Short task: Among the lines below, count those containing the word "values". Give the number only.

Data provided:

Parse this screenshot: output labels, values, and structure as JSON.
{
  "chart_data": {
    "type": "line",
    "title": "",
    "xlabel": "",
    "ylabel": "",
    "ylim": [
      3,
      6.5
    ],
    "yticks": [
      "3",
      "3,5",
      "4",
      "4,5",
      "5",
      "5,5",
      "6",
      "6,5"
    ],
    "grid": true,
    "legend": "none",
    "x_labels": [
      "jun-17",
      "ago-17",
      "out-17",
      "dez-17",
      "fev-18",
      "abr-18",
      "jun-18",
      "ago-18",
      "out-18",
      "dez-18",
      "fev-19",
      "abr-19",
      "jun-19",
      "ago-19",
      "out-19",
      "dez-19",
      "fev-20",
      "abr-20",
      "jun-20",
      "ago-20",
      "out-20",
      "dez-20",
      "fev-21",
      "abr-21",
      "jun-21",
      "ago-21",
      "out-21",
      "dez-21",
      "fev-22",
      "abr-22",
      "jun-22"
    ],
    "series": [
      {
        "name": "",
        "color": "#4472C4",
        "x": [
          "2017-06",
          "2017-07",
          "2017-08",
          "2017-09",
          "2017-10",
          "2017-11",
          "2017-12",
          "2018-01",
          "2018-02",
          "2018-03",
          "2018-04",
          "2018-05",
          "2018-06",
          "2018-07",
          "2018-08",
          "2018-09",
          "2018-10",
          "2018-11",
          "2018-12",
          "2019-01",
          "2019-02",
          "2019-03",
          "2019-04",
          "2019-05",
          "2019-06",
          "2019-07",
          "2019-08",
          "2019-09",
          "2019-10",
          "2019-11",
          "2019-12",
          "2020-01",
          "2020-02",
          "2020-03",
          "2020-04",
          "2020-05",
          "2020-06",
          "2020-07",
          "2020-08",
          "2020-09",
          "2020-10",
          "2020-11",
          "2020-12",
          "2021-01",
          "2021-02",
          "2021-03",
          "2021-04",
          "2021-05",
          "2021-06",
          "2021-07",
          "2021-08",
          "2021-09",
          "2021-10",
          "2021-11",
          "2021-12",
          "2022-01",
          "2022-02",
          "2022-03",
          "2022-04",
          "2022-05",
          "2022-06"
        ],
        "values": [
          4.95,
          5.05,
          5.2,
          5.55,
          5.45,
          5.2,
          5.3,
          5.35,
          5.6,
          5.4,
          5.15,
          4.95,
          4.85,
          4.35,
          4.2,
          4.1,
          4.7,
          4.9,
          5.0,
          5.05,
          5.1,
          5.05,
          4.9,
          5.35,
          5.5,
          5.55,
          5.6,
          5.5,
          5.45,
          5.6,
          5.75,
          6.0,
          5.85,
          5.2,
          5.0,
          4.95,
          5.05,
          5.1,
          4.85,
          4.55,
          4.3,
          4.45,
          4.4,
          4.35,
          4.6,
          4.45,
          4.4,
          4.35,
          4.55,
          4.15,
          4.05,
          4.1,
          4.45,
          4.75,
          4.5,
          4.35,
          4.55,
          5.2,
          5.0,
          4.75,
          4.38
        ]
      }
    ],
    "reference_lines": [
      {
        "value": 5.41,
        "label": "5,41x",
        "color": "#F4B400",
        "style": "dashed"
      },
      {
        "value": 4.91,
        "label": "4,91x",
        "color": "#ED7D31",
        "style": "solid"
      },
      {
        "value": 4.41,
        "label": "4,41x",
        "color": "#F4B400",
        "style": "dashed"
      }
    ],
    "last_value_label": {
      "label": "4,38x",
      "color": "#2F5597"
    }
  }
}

Solution for this task: 2